[Saved entries]
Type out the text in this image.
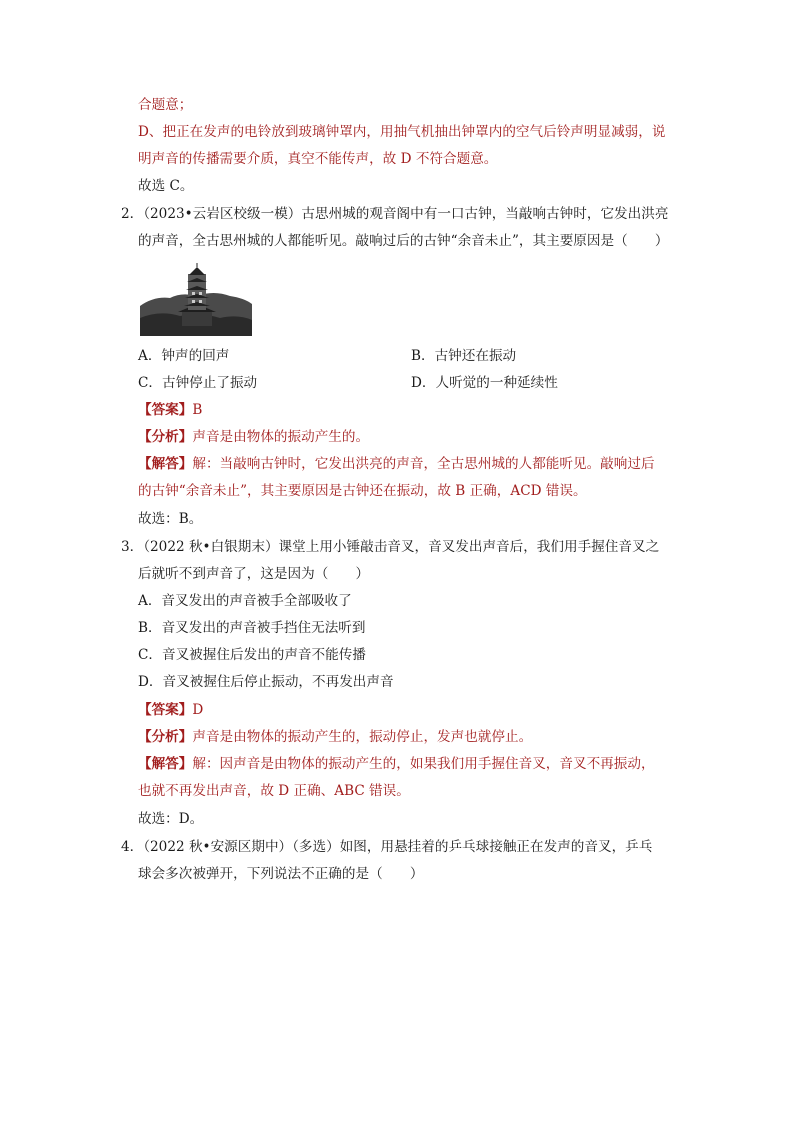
合题意；
D、把正在发声的电铃放到玻璃钟罩内，用抽气机抽出钟罩内的空气后铃声明显减弱，说
明声音的传播需要介质，真空不能传声，故 D 不符合题意。
故选 C。
2．（2023•云岩区校级一模）古思州城的观音阁中有一口古钟，当敲响古钟时，它发出洪亮
的声音，全古思州城的人都能听见。敲响过后的古钟“余音未止”，其主要原因是（　　）
A．钟声的回声	B．古钟还在振动
C．古钟停止了振动	D．人听觉的一种延续性
【答案】B
【分析】声音是由物体的振动产生的。
【解答】解：当敲响古钟时，它发出洪亮的声音，全古思州城的人都能听见。敲响过后
的古钟“余音未止”，其主要原因是古钟还在振动，故 B 正确，ACD 错误。
故选：B。
3．（2022 秋•白银期末）课堂上用小锤敲击音叉，音叉发出声音后，我们用手握住音叉之
后就听不到声音了，这是因为（　　）
A．音叉发出的声音被手全部吸收了
B．音叉发出的声音被手挡住无法听到
C．音叉被握住后发出的声音不能传播
D．音叉被握住后停止振动，不再发出声音
【答案】D
【分析】声音是由物体的振动产生的，振动停止，发声也就停止。
【解答】解：因声音是由物体的振动产生的，如果我们用手握住音叉，音叉不再振动，
也就不再发出声音，故 D 正确、ABC 错误。
故选：D。
4．（2022 秋•安源区期中）（多选）如图，用悬挂着的乒乓球接触正在发声的音叉，乒乓
球会多次被弹开，下列说法不正确的是（　　）
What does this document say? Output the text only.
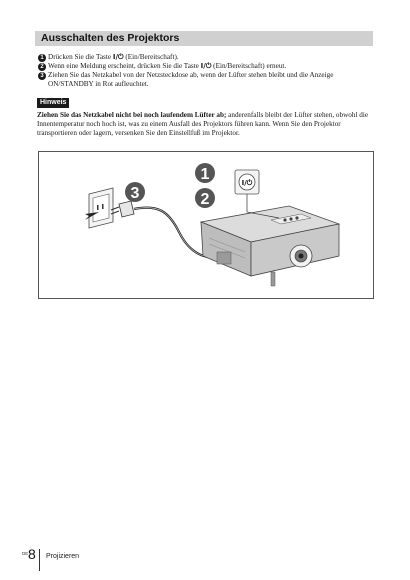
Ausschalten des Projektors
1 Drücken Sie die Taste I/⏻ (Ein/Bereitschaft).
2 Wenn eine Meldung erscheint, drücken Sie die Taste I/⏻ (Ein/Bereitschaft) erneut.
3 Ziehen Sie das Netzkabel von der Netzsteckdose ab, wenn der Lüfter stehen bleibt und die Anzeige ON/STANDBY in Rot aufleuchtet.
Hinweis
Ziehen Sie das Netzkabel nicht bei noch laufendem Lüfter ab; anderenfalls bleibt der Lüfter stehen, obwohl die Innentemperatur noch hoch ist, was zu einem Ausfall des Projektors führen kann. Wenn Sie den Projektor transportieren oder lagern, versenken Sie den Einstellfuß im Projektor.
3
I/⏻
1
2
DE 8 Projizieren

▸ Job
Where a line above includes "this", copy that line.

▸ Right answer
Type out the text in this image.
What does this document say? Output the text only.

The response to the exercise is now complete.